• [Task requirements] Output every entry exactly as written, skipping any pictures.

== Dataset

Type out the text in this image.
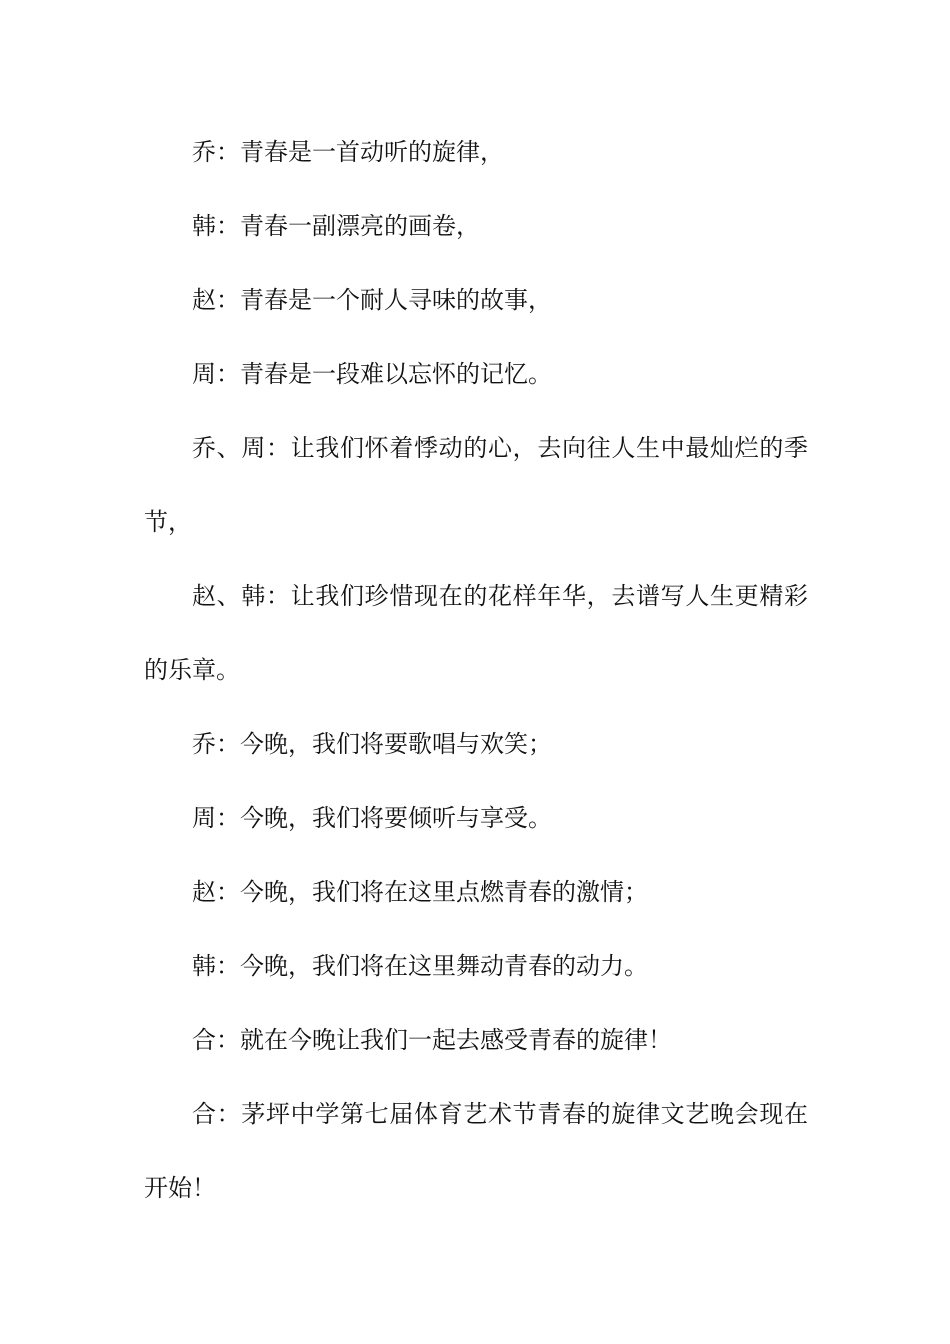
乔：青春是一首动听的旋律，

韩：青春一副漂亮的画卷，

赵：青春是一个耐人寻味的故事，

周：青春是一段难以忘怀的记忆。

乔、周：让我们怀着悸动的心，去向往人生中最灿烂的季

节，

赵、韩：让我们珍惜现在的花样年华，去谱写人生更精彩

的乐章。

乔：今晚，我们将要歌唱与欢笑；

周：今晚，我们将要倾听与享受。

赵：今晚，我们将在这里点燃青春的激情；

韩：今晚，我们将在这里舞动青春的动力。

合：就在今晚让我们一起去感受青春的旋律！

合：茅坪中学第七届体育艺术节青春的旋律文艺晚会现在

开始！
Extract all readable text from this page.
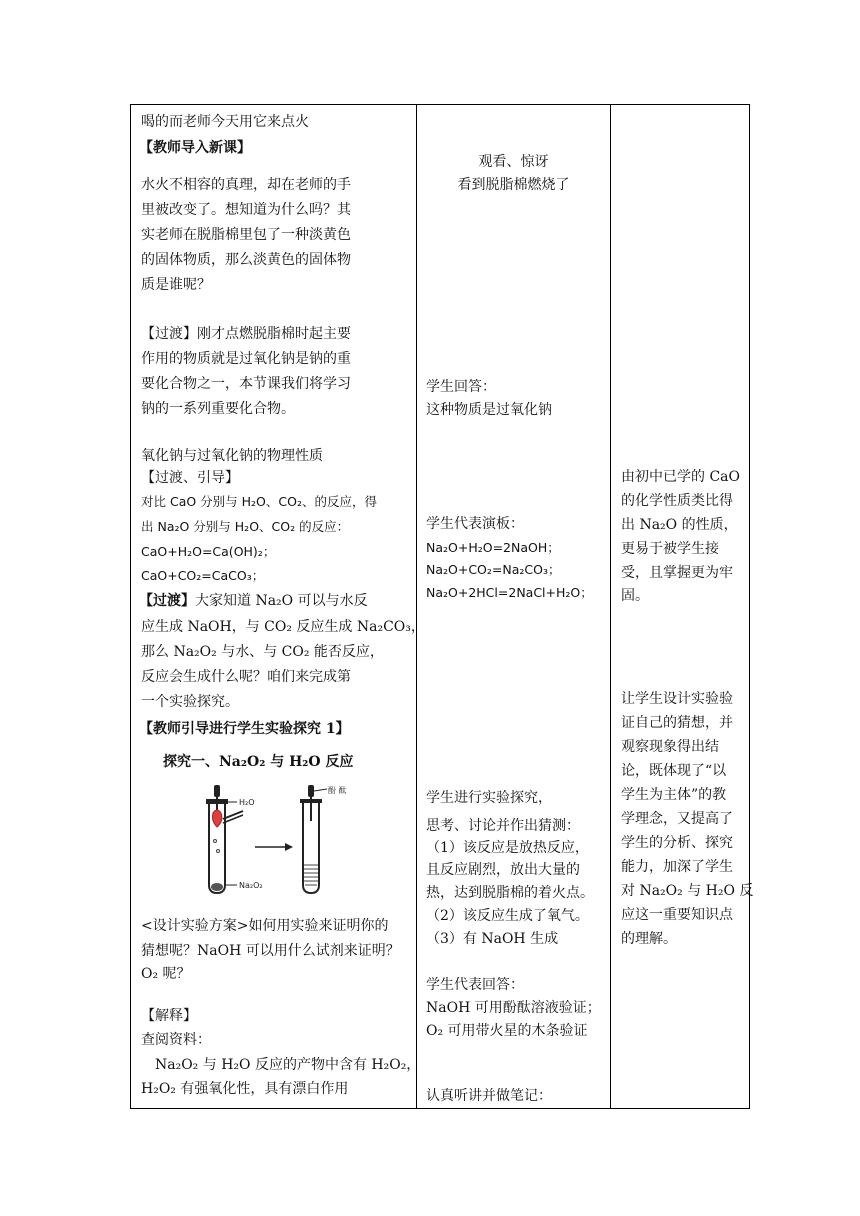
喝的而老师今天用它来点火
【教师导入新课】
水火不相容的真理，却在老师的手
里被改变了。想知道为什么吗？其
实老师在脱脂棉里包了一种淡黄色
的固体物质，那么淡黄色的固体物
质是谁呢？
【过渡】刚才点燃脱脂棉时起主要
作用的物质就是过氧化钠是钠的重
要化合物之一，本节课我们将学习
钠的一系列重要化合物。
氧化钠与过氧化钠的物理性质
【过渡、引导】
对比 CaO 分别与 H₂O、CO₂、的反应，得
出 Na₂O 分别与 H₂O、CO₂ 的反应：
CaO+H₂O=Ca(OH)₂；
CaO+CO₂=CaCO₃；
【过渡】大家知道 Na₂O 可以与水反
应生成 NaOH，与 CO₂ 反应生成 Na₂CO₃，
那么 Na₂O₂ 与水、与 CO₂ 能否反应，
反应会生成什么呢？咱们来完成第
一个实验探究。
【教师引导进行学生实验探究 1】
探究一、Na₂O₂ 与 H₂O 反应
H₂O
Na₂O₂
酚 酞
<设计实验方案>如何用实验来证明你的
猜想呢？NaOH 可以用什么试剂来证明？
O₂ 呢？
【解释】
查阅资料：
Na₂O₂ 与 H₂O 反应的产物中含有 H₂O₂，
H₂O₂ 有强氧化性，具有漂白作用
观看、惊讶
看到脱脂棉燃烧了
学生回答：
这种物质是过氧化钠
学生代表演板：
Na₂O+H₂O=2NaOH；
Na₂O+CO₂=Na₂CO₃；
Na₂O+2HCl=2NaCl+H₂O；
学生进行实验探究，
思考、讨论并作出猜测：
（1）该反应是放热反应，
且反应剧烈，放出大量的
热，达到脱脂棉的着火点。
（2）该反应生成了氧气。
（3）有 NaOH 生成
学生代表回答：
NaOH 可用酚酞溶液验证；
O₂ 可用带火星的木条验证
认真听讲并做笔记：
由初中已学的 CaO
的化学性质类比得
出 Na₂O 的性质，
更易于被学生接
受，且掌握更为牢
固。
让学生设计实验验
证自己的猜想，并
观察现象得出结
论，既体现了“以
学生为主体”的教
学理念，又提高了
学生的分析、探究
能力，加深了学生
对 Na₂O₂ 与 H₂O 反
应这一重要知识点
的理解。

====

• [Response]
Type out the text in this image.
乔：青春是一首动听的旋律，

韩：青春一副漂亮的画卷，

赵：青春是一个耐人寻味的故事，

周：青春是一段难以忘怀的记忆。

乔、周：让我们怀着悸动的心，去向往人生中最灿烂的季

节，

赵、韩：让我们珍惜现在的花样年华，去谱写人生更精彩

的乐章。

乔：今晚，我们将要歌唱与欢笑；

周：今晚，我们将要倾听与享受。

赵：今晚，我们将在这里点燃青春的激情；

韩：今晚，我们将在这里舞动青春的动力。

合：就在今晚让我们一起去感受青春的旋律！

合：茅坪中学第七届体育艺术节青春的旋律文艺晚会现在

开始！
Extract all readable text from this page.
喝的而老师今天用它来点火
【教师导入新课】
水火不相容的真理，却在老师的手
里被改变了。想知道为什么吗？其
实老师在脱脂棉里包了一种淡黄色
的固体物质，那么淡黄色的固体物
质是谁呢？
【过渡】刚才点燃脱脂棉时起主要
作用的物质就是过氧化钠是钠的重
要化合物之一，本节课我们将学习
钠的一系列重要化合物。
氧化钠与过氧化钠的物理性质
【过渡、引导】
对比 CaO 分别与 H₂O、CO₂、的反应，得
出 Na₂O 分别与 H₂O、CO₂ 的反应：
CaO+H₂O=Ca(OH)₂；
CaO+CO₂=CaCO₃；
【过渡】大家知道 Na₂O 可以与水反
应生成 NaOH，与 CO₂ 反应生成 Na₂CO₃，
那么 Na₂O₂ 与水、与 CO₂ 能否反应，
反应会生成什么呢？咱们来完成第
一个实验探究。
【教师引导进行学生实验探究 1】
探究一、Na₂O₂ 与 H₂O 反应
H₂O
Na₂O₂
酚 酞
<设计实验方案>如何用实验来证明你的
猜想呢？NaOH 可以用什么试剂来证明？
O₂ 呢？
【解释】
查阅资料：
Na₂O₂ 与 H₂O 反应的产物中含有 H₂O₂，
H₂O₂ 有强氧化性，具有漂白作用
观看、惊讶
看到脱脂棉燃烧了
学生回答：
这种物质是过氧化钠
学生代表演板：
Na₂O+H₂O=2NaOH；
Na₂O+CO₂=Na₂CO₃；
Na₂O+2HCl=2NaCl+H₂O；
学生进行实验探究，
思考、讨论并作出猜测：
（1）该反应是放热反应，
且反应剧烈，放出大量的
热，达到脱脂棉的着火点。
（2）该反应生成了氧气。
（3）有 NaOH 生成
学生代表回答：
NaOH 可用酚酞溶液验证；
O₂ 可用带火星的木条验证
认真听讲并做笔记：
由初中已学的 CaO
的化学性质类比得
出 Na₂O 的性质，
更易于被学生接
受，且掌握更为牢
固。
让学生设计实验验
证自己的猜想，并
观察现象得出结
论，既体现了“以
学生为主体”的教
学理念，又提高了
学生的分析、探究
能力，加深了学生
对 Na₂O₂ 与 H₂O 反
应这一重要知识点
的理解。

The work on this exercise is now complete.